**** Entries ****

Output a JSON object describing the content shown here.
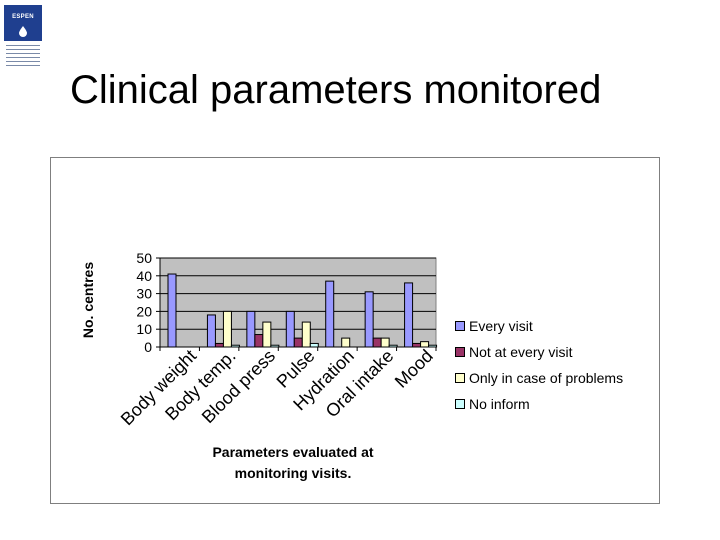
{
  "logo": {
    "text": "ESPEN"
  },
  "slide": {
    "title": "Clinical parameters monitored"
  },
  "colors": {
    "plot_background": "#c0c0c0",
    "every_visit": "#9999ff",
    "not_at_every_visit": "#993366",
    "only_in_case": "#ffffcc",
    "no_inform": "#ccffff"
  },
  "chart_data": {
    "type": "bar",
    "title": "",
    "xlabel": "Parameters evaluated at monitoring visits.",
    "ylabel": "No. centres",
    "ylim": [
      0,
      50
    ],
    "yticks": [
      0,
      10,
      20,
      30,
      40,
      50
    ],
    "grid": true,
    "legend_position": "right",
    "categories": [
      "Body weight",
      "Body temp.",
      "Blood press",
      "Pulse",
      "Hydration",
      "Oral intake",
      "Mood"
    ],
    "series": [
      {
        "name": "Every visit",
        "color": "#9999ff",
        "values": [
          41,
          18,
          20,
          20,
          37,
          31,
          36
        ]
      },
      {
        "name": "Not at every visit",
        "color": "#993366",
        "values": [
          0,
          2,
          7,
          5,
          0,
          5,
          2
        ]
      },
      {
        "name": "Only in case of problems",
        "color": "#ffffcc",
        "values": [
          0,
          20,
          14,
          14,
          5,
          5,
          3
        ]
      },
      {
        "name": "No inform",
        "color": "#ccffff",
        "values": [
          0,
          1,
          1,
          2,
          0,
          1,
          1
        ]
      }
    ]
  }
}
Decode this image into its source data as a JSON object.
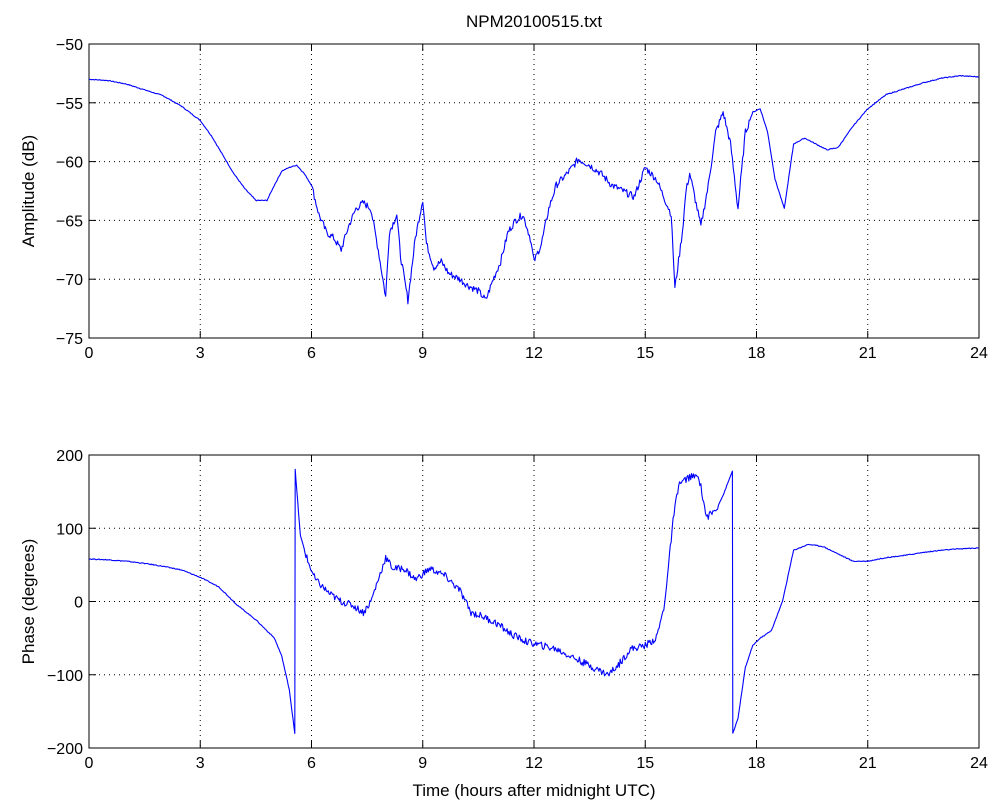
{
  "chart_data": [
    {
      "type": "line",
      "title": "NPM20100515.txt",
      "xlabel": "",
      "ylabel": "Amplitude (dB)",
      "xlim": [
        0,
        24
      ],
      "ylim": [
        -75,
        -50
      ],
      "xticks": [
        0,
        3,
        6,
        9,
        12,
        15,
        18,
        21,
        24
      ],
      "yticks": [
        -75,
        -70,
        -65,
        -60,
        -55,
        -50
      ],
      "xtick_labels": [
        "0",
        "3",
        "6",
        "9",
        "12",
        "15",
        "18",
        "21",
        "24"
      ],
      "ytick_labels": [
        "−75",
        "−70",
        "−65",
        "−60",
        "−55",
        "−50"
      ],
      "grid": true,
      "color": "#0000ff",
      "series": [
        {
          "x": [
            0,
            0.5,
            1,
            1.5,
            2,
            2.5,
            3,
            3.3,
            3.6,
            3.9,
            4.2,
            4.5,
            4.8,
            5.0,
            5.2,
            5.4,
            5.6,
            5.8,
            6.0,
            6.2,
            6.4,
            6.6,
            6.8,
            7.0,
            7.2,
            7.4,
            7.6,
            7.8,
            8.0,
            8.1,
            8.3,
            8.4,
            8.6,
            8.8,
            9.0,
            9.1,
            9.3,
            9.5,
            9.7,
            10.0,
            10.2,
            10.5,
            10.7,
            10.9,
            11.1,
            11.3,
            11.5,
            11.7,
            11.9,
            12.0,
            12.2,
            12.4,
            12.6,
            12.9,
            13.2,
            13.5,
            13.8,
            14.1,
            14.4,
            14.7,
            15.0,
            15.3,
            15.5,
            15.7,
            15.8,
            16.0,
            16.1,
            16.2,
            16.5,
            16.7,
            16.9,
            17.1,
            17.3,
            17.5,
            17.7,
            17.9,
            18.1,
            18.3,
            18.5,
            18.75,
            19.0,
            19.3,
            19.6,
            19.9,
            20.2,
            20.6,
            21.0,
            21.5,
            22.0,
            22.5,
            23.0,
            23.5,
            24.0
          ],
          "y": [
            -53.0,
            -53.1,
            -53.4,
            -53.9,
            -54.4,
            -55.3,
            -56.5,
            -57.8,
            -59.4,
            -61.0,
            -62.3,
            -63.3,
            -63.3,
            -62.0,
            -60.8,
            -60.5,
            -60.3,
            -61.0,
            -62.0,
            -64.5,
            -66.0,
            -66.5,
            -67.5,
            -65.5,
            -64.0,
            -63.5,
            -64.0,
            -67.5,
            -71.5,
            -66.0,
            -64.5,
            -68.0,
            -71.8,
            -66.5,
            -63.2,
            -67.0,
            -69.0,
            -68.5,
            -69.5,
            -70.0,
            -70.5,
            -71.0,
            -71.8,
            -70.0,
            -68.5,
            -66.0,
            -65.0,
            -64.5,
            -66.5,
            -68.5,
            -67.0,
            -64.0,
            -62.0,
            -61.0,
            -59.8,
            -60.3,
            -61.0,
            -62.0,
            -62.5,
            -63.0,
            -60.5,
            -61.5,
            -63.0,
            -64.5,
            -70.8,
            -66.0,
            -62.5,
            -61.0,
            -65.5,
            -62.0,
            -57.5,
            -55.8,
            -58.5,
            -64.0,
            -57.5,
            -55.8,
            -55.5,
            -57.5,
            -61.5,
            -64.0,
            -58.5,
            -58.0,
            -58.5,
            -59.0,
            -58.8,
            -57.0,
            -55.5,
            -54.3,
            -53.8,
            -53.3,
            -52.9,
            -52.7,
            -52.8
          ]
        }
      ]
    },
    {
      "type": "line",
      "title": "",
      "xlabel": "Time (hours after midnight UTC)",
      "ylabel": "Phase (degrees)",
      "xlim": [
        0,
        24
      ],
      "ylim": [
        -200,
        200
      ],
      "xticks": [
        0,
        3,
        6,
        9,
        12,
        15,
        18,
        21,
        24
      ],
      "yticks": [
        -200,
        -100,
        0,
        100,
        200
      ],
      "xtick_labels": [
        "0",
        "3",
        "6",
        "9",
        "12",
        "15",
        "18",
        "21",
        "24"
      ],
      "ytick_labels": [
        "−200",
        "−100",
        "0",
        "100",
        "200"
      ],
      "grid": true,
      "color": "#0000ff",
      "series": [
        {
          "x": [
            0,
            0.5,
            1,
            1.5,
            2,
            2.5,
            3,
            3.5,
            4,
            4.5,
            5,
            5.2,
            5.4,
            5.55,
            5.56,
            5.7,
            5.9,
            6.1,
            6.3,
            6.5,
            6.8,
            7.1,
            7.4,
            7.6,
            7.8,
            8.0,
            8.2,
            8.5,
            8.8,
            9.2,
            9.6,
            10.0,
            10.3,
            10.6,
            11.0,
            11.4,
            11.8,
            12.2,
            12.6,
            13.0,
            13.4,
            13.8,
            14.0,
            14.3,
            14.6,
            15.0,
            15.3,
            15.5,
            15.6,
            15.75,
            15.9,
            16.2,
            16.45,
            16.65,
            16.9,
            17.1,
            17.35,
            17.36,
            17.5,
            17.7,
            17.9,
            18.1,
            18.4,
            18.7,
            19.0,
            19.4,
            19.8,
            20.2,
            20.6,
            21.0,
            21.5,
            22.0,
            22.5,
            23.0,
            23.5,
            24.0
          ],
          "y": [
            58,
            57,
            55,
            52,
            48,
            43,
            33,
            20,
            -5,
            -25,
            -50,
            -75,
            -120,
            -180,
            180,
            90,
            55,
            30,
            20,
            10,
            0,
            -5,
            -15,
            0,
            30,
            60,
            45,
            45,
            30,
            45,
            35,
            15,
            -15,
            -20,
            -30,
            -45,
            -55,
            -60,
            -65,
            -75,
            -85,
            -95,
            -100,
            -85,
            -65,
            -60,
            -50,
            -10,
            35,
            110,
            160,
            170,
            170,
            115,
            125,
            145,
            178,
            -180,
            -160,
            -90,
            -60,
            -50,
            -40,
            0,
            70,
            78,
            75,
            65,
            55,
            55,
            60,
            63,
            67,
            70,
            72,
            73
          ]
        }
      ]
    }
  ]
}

****

:: Task brief ::
Write down every line of the data above that includes the string "name".

:: Output ::
        "name": "Every visit",
        "name": "Not at every visit",
        "name": "Only in case of problems",
        "name": "No inform",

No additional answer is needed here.